> **TEXT BLOCK**
»»

Intel® C++ Compiler 16.0 User and Reference Guide
The following lists special values that the Intel® C++ Compiler supports and provides a brief description.
The sign of zero is the same as the sign of a nonzero number. Comparisons, however, consider +0 to be equal to -0. A signed zero is useful in certain numerical analysis algorithms, but in most applications the sign of zero is invisible.
Denormalized numbers (denormals) fill the gap between the smallest positive normalized number and the smallest negative number. Otherwise only (+/-) 0 occurs in that interval. Denormalized numbers extend the range of computable results by allowing for gradual underflow.
Systems based on the IA-32 architecture support a Denormal Operand status flag, which, when set, means at least one of the input operands to a floating-point operation is a denormal. The Underflow status flag is set when a number loses precision and becomes a denormal.
Infinities are the result of arithmetic in the limiting case of operands with arbitrarily large magnitude. They provide a way to continue when an overflow occurs. The sign of an infinity is simply the sign you obtain for a finite number in the same operation as the finite number approaches an infinite value.
By retrieving the status flags, you can differentiate between an infinity that results from an overflow and one that results from division by zero. The Intel® C++ Compiler treats infinity as signed by default. The output value of infinity is +Infinity or -Infinity.
Not a Number (NaN) results from an invalid operation. For instance 0/0 and SQRT(-1) result in NaN. In general, an operation involving a NaN produces another NaN. Because the fraction of a NaN is unspecified, there are many possible NaNs.
The Intel® C++ Compiler treats all NaNs identically, but provides two different types:
Signaling NAN, which has an initial fraction bit of 0 (zero). This usually raises an invalid exception when used in an operation.
Quiet NaN, which has an initial fraction bit of 1.
The floating-point hardware changes a signaling NAN into a quiet NAN during many arithmetic operations, including the assignment operation. An invalid exception may be raised but the resulting floating-point value will be a quiet NAN. Fortran binary and unformatted input and output do not change the internal representations of the values as they are handled. Therefore, signaling and quiet NANs may be read into real data and output to files in binary form.
The output value of NaN is NaN.

««

> **INFORMATION SHOWN**
»»

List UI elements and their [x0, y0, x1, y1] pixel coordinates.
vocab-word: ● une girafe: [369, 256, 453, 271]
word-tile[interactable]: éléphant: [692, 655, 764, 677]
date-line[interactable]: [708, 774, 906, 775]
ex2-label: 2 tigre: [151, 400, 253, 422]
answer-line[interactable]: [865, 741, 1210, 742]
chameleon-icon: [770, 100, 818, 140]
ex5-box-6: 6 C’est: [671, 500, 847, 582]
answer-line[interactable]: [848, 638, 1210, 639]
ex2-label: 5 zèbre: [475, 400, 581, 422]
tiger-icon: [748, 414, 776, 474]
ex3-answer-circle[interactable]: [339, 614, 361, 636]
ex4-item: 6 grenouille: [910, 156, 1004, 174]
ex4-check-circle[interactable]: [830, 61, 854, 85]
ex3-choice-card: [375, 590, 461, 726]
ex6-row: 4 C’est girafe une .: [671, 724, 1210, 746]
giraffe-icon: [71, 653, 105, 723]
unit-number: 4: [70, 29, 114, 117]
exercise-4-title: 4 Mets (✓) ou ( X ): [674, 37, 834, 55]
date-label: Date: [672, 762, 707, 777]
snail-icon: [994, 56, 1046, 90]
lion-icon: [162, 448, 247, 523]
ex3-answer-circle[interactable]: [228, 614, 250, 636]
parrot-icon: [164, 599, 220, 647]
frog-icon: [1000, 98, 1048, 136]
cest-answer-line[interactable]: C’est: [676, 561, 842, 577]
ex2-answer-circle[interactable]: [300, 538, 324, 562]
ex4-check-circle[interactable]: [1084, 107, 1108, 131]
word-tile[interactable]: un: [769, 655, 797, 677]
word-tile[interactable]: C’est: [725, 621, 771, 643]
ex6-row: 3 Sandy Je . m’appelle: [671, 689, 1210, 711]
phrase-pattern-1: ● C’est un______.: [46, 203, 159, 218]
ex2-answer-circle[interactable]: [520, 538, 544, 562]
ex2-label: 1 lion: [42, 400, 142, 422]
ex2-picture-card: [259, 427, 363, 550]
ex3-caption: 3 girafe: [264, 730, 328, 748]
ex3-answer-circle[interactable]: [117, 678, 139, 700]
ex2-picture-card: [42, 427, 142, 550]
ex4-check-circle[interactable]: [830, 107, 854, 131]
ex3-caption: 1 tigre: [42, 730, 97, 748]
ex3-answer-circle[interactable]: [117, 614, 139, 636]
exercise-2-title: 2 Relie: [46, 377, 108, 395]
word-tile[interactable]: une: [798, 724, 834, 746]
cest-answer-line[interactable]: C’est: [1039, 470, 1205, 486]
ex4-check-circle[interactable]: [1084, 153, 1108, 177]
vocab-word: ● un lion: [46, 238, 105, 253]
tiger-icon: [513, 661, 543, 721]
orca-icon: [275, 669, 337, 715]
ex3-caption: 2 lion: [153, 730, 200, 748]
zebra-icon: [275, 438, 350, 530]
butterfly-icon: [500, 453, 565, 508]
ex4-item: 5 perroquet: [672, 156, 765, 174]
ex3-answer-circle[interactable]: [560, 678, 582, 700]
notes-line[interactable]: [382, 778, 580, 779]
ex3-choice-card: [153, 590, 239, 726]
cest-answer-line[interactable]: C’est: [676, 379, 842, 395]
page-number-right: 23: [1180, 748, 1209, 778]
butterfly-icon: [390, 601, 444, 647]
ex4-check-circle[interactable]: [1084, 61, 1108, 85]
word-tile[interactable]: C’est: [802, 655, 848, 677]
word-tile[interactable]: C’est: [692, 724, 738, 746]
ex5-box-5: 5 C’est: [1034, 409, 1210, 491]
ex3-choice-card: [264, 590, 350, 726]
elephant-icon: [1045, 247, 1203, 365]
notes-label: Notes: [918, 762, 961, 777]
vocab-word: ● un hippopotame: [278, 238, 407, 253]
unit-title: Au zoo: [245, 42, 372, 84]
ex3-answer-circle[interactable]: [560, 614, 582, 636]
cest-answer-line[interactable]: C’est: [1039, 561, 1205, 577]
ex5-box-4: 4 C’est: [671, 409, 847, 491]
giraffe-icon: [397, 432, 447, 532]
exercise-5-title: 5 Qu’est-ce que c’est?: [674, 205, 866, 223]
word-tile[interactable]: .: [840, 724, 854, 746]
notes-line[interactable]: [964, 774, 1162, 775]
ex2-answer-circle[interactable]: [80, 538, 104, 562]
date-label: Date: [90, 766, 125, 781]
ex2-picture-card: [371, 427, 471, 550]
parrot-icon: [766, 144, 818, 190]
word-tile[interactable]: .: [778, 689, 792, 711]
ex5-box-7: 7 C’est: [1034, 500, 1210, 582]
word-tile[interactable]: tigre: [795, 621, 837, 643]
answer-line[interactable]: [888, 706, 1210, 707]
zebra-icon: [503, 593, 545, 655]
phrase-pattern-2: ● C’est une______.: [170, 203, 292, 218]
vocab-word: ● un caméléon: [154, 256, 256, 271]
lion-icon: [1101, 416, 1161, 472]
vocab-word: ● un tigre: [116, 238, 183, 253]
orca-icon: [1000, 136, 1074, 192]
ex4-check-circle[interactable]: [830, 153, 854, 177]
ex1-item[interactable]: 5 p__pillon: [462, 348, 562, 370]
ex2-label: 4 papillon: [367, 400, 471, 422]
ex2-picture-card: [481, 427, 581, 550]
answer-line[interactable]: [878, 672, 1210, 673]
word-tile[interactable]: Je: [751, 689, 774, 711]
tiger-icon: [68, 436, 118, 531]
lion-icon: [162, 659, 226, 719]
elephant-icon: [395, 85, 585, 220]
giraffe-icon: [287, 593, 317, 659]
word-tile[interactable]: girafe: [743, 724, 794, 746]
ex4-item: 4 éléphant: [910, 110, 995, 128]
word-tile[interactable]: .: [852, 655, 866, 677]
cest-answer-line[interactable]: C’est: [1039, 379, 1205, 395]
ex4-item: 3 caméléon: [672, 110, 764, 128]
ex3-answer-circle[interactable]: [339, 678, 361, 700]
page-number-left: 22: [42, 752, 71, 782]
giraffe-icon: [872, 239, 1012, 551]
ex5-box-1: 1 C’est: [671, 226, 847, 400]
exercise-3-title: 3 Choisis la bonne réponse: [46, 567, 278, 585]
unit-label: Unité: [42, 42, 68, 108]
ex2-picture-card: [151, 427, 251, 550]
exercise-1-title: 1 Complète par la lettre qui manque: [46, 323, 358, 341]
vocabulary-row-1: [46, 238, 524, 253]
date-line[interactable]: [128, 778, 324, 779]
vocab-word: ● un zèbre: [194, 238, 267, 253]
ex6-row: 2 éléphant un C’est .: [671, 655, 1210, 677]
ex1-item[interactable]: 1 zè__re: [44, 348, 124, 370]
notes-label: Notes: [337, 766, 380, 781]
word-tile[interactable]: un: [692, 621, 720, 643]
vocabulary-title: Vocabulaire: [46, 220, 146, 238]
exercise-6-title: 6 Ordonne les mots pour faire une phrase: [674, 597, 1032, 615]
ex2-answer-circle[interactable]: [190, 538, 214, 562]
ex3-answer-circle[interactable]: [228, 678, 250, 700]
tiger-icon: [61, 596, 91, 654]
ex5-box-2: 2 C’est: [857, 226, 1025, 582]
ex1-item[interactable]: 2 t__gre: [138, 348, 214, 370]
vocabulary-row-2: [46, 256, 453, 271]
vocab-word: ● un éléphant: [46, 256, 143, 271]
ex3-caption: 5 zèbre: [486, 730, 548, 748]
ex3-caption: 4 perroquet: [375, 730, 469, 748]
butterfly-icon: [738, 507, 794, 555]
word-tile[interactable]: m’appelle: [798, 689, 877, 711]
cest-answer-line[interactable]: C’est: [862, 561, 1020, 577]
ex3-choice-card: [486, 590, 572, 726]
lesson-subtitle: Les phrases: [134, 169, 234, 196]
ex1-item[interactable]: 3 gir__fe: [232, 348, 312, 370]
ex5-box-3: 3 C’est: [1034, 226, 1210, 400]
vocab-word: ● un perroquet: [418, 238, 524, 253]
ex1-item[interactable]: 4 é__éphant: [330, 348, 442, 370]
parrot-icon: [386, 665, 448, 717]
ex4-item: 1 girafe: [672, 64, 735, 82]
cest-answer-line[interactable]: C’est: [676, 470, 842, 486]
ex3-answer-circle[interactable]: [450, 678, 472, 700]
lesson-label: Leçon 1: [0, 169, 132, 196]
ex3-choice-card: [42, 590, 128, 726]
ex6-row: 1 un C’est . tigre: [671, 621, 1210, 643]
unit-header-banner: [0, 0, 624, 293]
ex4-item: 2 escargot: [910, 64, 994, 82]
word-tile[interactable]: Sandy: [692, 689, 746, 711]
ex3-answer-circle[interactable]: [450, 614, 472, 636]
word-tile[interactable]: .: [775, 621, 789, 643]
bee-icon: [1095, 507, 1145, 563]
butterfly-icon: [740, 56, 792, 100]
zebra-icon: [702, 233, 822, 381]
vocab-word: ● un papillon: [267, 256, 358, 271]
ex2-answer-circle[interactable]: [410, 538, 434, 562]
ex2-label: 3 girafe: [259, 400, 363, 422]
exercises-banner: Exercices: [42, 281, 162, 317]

««

> **TO BE DONE**
- 1) In the floating-point values text, what initial fraction bit does a quiet NaN have?
- 2) Retype the part of the floating-point values text starting with "The sign of zero is the" and going on through "for gradual underflow.".

> **THE RESULTS**
- 1) A quiet NaN has an initial fraction bit of 1.

- 2)
The sign of zero is the same as the sign of a nonzero number. Comparisons, however, consider +0 to be equal to -0. A signed zero is useful in certain numerical analysis algorithms, but in most applications the sign of zero is invisible.
Denormalized numbers (denormals) fill the gap between the smallest positive normalized number and the smallest negative number. Otherwise only (+/-) 0 occurs in that interval. Denormalized numbers extend the range of computable results by allowing for gradual underflow.